#### TASK GOAL
Omit all pictures. Copy the rest of the material exactly.

[Data records]
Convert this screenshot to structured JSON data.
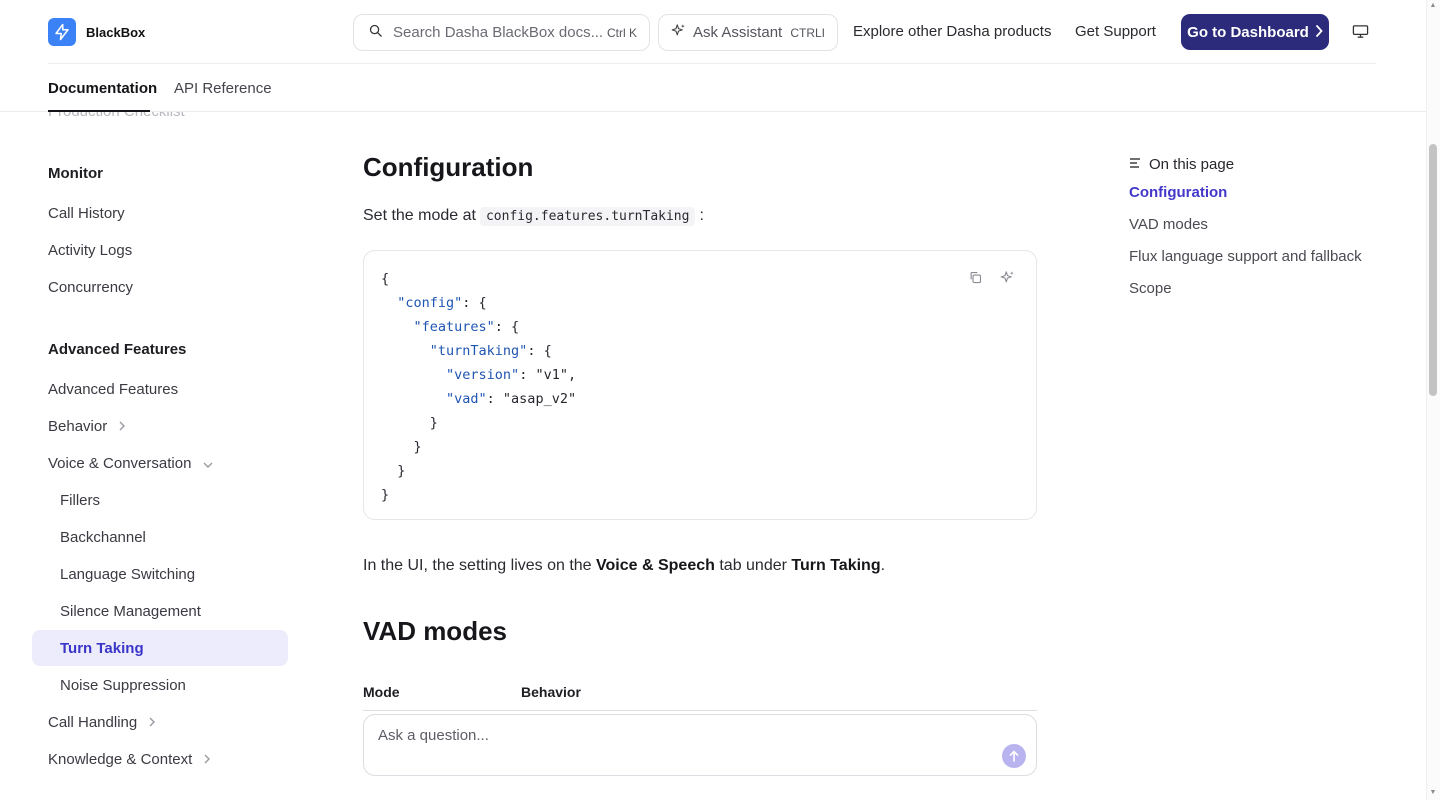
{
  "header": {
    "brand": "BlackBox",
    "search_placeholder": "Search Dasha BlackBox docs...",
    "search_shortcut": "Ctrl K",
    "assistant_label": "Ask Assistant",
    "assistant_shortcut": "CTRLI",
    "explore_link": "Explore other Dasha products",
    "support_link": "Get Support",
    "dashboard_button": "Go to Dashboard",
    "accent_color": "#2b2a7b"
  },
  "tabs": [
    {
      "label": "Documentation",
      "active": true
    },
    {
      "label": "API Reference",
      "active": false
    }
  ],
  "sidebar": {
    "cut_item": "Production Checklist",
    "sections": [
      {
        "title": "Monitor",
        "items": [
          "Call History",
          "Activity Logs",
          "Concurrency"
        ]
      },
      {
        "title": "Advanced Features",
        "items": [
          "Advanced Features",
          "Behavior",
          "Voice & Conversation",
          "Fillers",
          "Backchannel",
          "Language Switching",
          "Silence Management",
          "Turn Taking",
          "Noise Suppression",
          "Call Handling",
          "Knowledge & Context"
        ]
      }
    ],
    "active_item": "Turn Taking",
    "active_color": "#3b36c8"
  },
  "main": {
    "configuration": {
      "heading": "Configuration",
      "intro_before": "Set the mode at",
      "intro_code": "config.features.turnTaking",
      "intro_after": ":",
      "code_lines": [
        "{",
        "  \"config\": {",
        "    \"features\": {",
        "      \"turnTaking\": {",
        "        \"version\": \"v1\",",
        "        \"vad\": \"asap_v2\"",
        "      }",
        "    }",
        "  }",
        "}"
      ],
      "ui_note_pre": "In the UI, the setting lives on the",
      "ui_note_b1": "Voice & Speech",
      "ui_note_mid": "tab under",
      "ui_note_b2": "Turn Taking",
      "ui_note_end": "."
    },
    "vad_modes": {
      "heading": "VAD modes",
      "columns": [
        "Mode",
        "Behavior"
      ]
    },
    "ask_placeholder": "Ask a question..."
  },
  "toc": {
    "title": "On this page",
    "items": [
      "Configuration",
      "VAD modes",
      "Flux language support and fallback",
      "Scope"
    ],
    "active_index": 0,
    "active_color": "#4338ca"
  }
}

#### TASK RESULT
Convert this screenshot to structured JSON data.
{
  "header": {
    "brand": "BlackBox",
    "search_placeholder": "Search Dasha BlackBox docs...",
    "search_shortcut": "Ctrl K",
    "assistant_label": "Ask Assistant",
    "assistant_shortcut": "CTRLI",
    "explore_link": "Explore other Dasha products",
    "support_link": "Get Support",
    "dashboard_button": "Go to Dashboard",
    "accent_color": "#2b2a7b"
  },
  "tabs": [
    {
      "label": "Documentation",
      "active": true
    },
    {
      "label": "API Reference",
      "active": false
    }
  ],
  "sidebar": {
    "cut_item": "Production Checklist",
    "sections": [
      {
        "title": "Monitor",
        "items": [
          "Call History",
          "Activity Logs",
          "Concurrency"
        ]
      },
      {
        "title": "Advanced Features",
        "items": [
          "Advanced Features",
          "Behavior",
          "Voice & Conversation",
          "Fillers",
          "Backchannel",
          "Language Switching",
          "Silence Management",
          "Turn Taking",
          "Noise Suppression",
          "Call Handling",
          "Knowledge & Context"
        ]
      }
    ],
    "active_item": "Turn Taking",
    "active_color": "#3b36c8"
  },
  "main": {
    "configuration": {
      "heading": "Configuration",
      "intro_before": "Set the mode at",
      "intro_code": "config.features.turnTaking",
      "intro_after": ":",
      "code_lines": [
        "{",
        "  \"config\": {",
        "    \"features\": {",
        "      \"turnTaking\": {",
        "        \"version\": \"v1\",",
        "        \"vad\": \"asap_v2\"",
        "      }",
        "    }",
        "  }",
        "}"
      ],
      "ui_note_pre": "In the UI, the setting lives on the",
      "ui_note_b1": "Voice & Speech",
      "ui_note_mid": "tab under",
      "ui_note_b2": "Turn Taking",
      "ui_note_end": "."
    },
    "vad_modes": {
      "heading": "VAD modes",
      "columns": [
        "Mode",
        "Behavior"
      ]
    },
    "ask_placeholder": "Ask a question..."
  },
  "toc": {
    "title": "On this page",
    "items": [
      "Configuration",
      "VAD modes",
      "Flux language support and fallback",
      "Scope"
    ],
    "active_index": 0,
    "active_color": "#4338ca"
  }
}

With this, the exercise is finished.